_Your instructions_:
Repeat every record below exactly, leaving out the pictures.
***** Data extract *****
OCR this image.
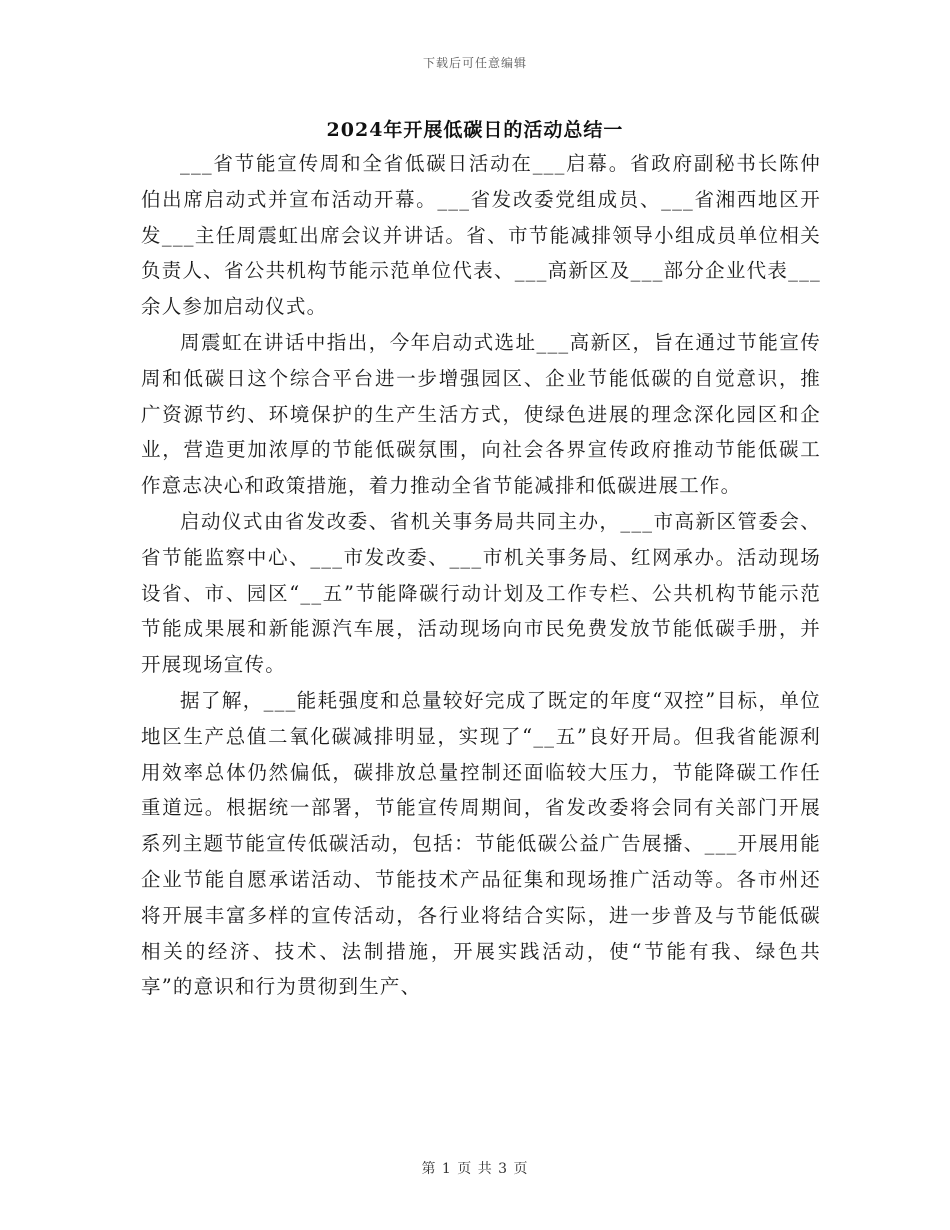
下载后可任意编辑
2024年开展低碳日的活动总结一

___省节能宣传周和全省低碳日活动在___启幕。省政府副秘书长陈仲伯出席启动式并宣布活动开幕。___省发改委党组成员、___省湘西地区开发___主任周震虹出席会议并讲话。省、市节能减排领导小组成员单位相关负责人、省公共机构节能示范单位代表、___高新区及___部分企业代表___余人参加启动仪式。

周震虹在讲话中指出，今年启动式选址___高新区，旨在通过节能宣传周和低碳日这个综合平台进一步增强园区、企业节能低碳的自觉意识，推广资源节约、环境保护的生产生活方式，使绿色进展的理念深化园区和企业，营造更加浓厚的节能低碳氛围，向社会各界宣传政府推动节能低碳工作意志决心和政策措施，着力推动全省节能减排和低碳进展工作。

启动仪式由省发改委、省机关事务局共同主办，___市高新区管委会、省节能监察中心、___市发改委、___市机关事务局、红网承办。活动现场设省、市、园区“__五”节能降碳行动计划及工作专栏、公共机构节能示范节能成果展和新能源汽车展，活动现场向市民免费发放节能低碳手册，并开展现场宣传。

据了解，___能耗强度和总量较好完成了既定的年度“双控”目标，单位地区生产总值二氧化碳减排明显，实现了“__五”良好开局。但我省能源利用效率总体仍然偏低，碳排放总量控制还面临较大压力，节能降碳工作任重道远。根据统一部署，节能宣传周期间，省发改委将会同有关部门开展系列主题节能宣传低碳活动，包括：节能低碳公益广告展播、___开展用能企业节能自愿承诺活动、节能技术产品征集和现场推广活动等。各市州还将开展丰富多样的宣传活动，各行业将结合实际，进一步普及与节能低碳相关的经济、技术、法制措施，开展实践活动，使“节能有我、绿色共享”的意识和行为贯彻到生产、

第 1 页 共 3 页
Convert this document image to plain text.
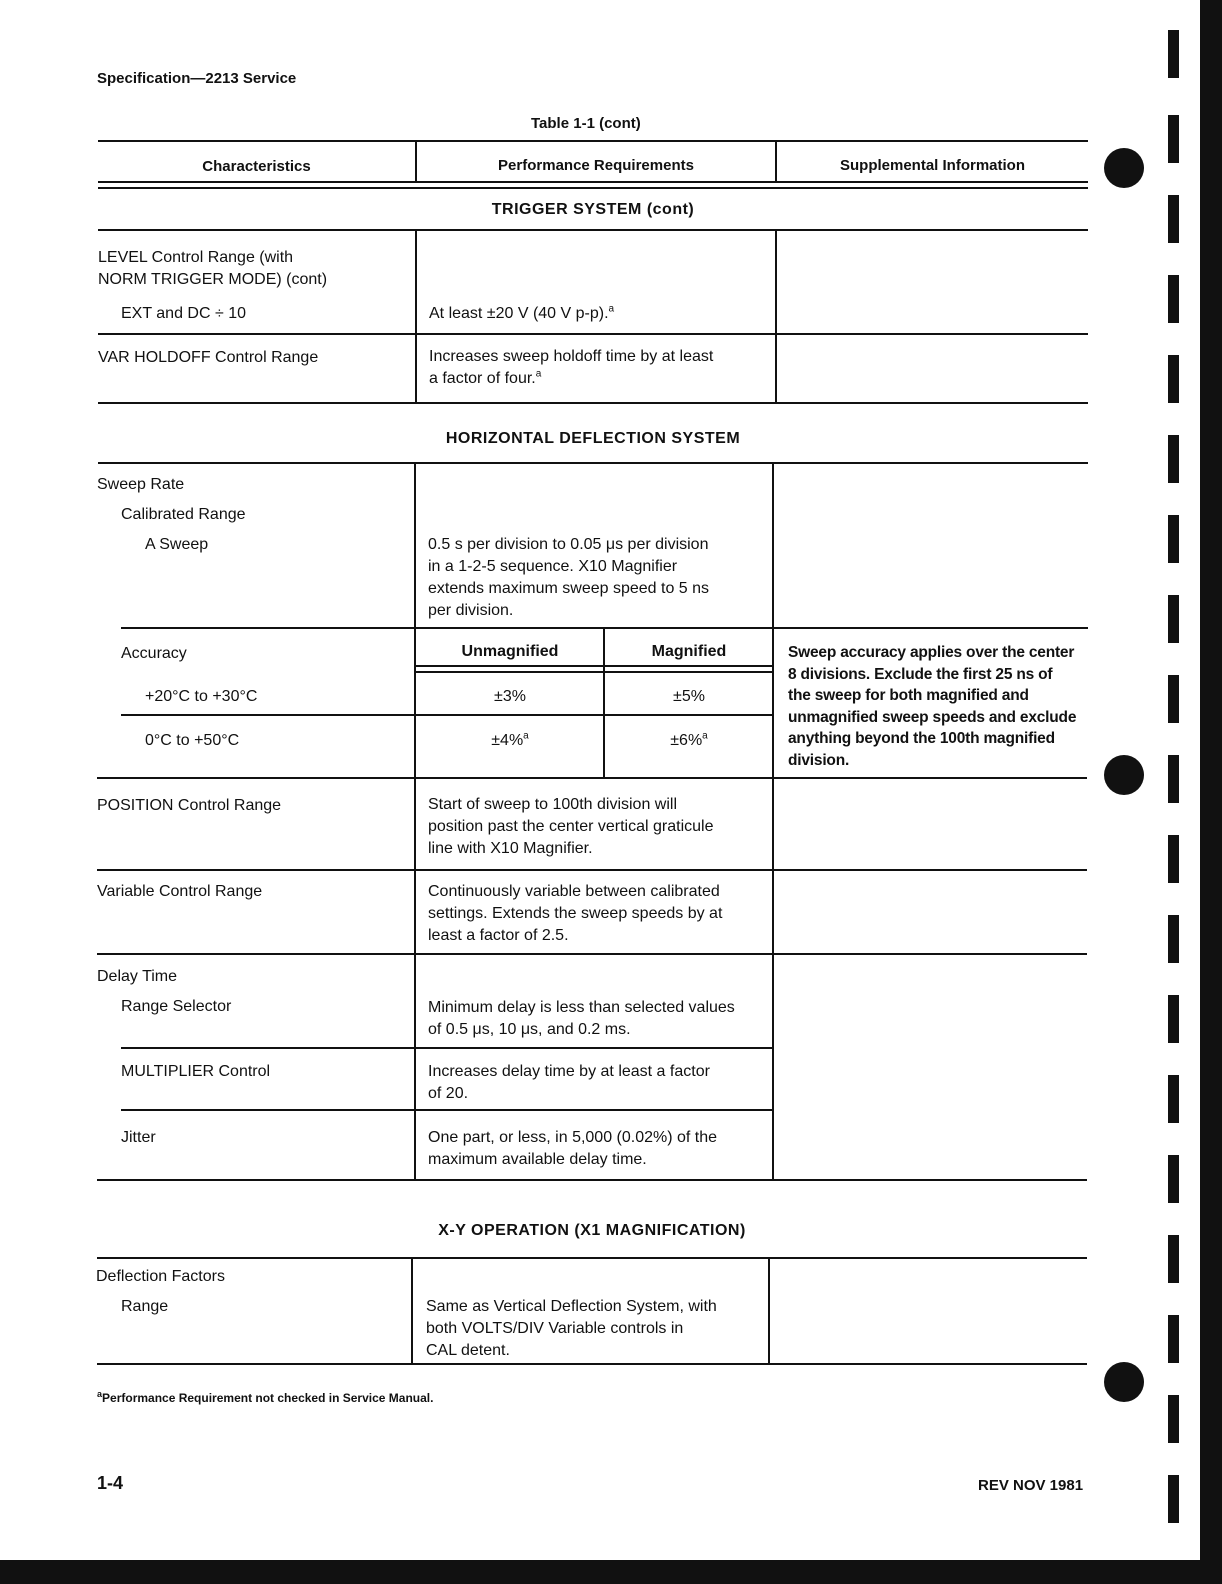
Specification—2213 Service
Table 1-1 (cont)
Characteristics	Performance Requirements	Supplemental Information
TRIGGER SYSTEM (cont)
LEVEL Control Range (with
NORM TRIGGER MODE) (cont)
EXT and DC ÷ 10	At least ±20 V (40 V p-p).$^a$
VAR HOLDOFF Control Range	Increases sweep holdoff time by at least
a factor of four.$^a$
HORIZONTAL DEFLECTION SYSTEM
Sweep Rate
Calibrated Range
A Sweep	0.5 s per division to 0.05 μs per division
in a 1-2-5 sequence. X10 Magnifier
extends maximum sweep speed to 5 ns
per division.
Accuracy	Unmagnified	Magnified
+20°C to +30°C	±3%	±5%
0°C to +50°C	±4%$^a$	±6%$^a$
Sweep accuracy applies over the center
8 divisions. Exclude the first 25 ns of
the sweep for both magnified and
unmagnified sweep speeds and exclude
anything beyond the 100th magnified
division.
POSITION Control Range	Start of sweep to 100th division will
position past the center vertical graticule
line with X10 Magnifier.
Variable Control Range	Continuously variable between calibrated
settings. Extends the sweep speeds by at
least a factor of 2.5.
Delay Time
Range Selector	Minimum delay is less than selected values
of 0.5 μs, 10 μs, and 0.2 ms.
MULTIPLIER Control	Increases delay time by at least a factor
of 20.
Jitter	One part, or less, in 5,000 (0.02%) of the
maximum available delay time.
X-Y OPERATION (X1 MAGNIFICATION)
Deflection Factors
Range	Same as Vertical Deflection System, with
both VOLTS/DIV Variable controls in
CAL detent.
$^a$Performance Requirement not checked in Service Manual.
1-4	REV NOV 1981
*****
_Exercise solution_:
OCR this image.
下载后可任意编辑
2024年开展低碳日的活动总结一

___省节能宣传周和全省低碳日活动在___启幕。省政府副秘书长陈仲伯出席启动式并宣布活动开幕。___省发改委党组成员、___省湘西地区开发___主任周震虹出席会议并讲话。省、市节能减排领导小组成员单位相关负责人、省公共机构节能示范单位代表、___高新区及___部分企业代表___余人参加启动仪式。

周震虹在讲话中指出，今年启动式选址___高新区，旨在通过节能宣传周和低碳日这个综合平台进一步增强园区、企业节能低碳的自觉意识，推广资源节约、环境保护的生产生活方式，使绿色进展的理念深化园区和企业，营造更加浓厚的节能低碳氛围，向社会各界宣传政府推动节能低碳工作意志决心和政策措施，着力推动全省节能减排和低碳进展工作。

启动仪式由省发改委、省机关事务局共同主办，___市高新区管委会、省节能监察中心、___市发改委、___市机关事务局、红网承办。活动现场设省、市、园区“__五”节能降碳行动计划及工作专栏、公共机构节能示范节能成果展和新能源汽车展，活动现场向市民免费发放节能低碳手册，并开展现场宣传。

据了解，___能耗强度和总量较好完成了既定的年度“双控”目标，单位地区生产总值二氧化碳减排明显，实现了“__五”良好开局。但我省能源利用效率总体仍然偏低，碳排放总量控制还面临较大压力，节能降碳工作任重道远。根据统一部署，节能宣传周期间，省发改委将会同有关部门开展系列主题节能宣传低碳活动，包括：节能低碳公益广告展播、___开展用能企业节能自愿承诺活动、节能技术产品征集和现场推广活动等。各市州还将开展丰富多样的宣传活动，各行业将结合实际，进一步普及与节能低碳相关的经济、技术、法制措施，开展实践活动，使“节能有我、绿色共享”的意识和行为贯彻到生产、

第 1 页 共 3 页
Convert this document image to plain text.
Specification—2213 Service
Table 1-1 (cont)
Characteristics	Performance Requirements	Supplemental Information
TRIGGER SYSTEM (cont)
LEVEL Control Range (with
NORM TRIGGER MODE) (cont)
EXT and DC ÷ 10	At least ±20 V (40 V p-p).$^a$
VAR HOLDOFF Control Range	Increases sweep holdoff time by at least
a factor of four.$^a$
HORIZONTAL DEFLECTION SYSTEM
Sweep Rate
Calibrated Range
A Sweep	0.5 s per division to 0.05 μs per division
in a 1-2-5 sequence. X10 Magnifier
extends maximum sweep speed to 5 ns
per division.
Accuracy	Unmagnified	Magnified
+20°C to +30°C	±3%	±5%
0°C to +50°C	±4%$^a$	±6%$^a$
Sweep accuracy applies over the center
8 divisions. Exclude the first 25 ns of
the sweep for both magnified and
unmagnified sweep speeds and exclude
anything beyond the 100th magnified
division.
POSITION Control Range	Start of sweep to 100th division will
position past the center vertical graticule
line with X10 Magnifier.
Variable Control Range	Continuously variable between calibrated
settings. Extends the sweep speeds by at
least a factor of 2.5.
Delay Time
Range Selector	Minimum delay is less than selected values
of 0.5 μs, 10 μs, and 0.2 ms.
MULTIPLIER Control	Increases delay time by at least a factor
of 20.
Jitter	One part, or less, in 5,000 (0.02%) of the
maximum available delay time.
X-Y OPERATION (X1 MAGNIFICATION)
Deflection Factors
Range	Same as Vertical Deflection System, with
both VOLTS/DIV Variable controls in
CAL detent.
$^a$Performance Requirement not checked in Service Manual.
1-4	REV NOV 1981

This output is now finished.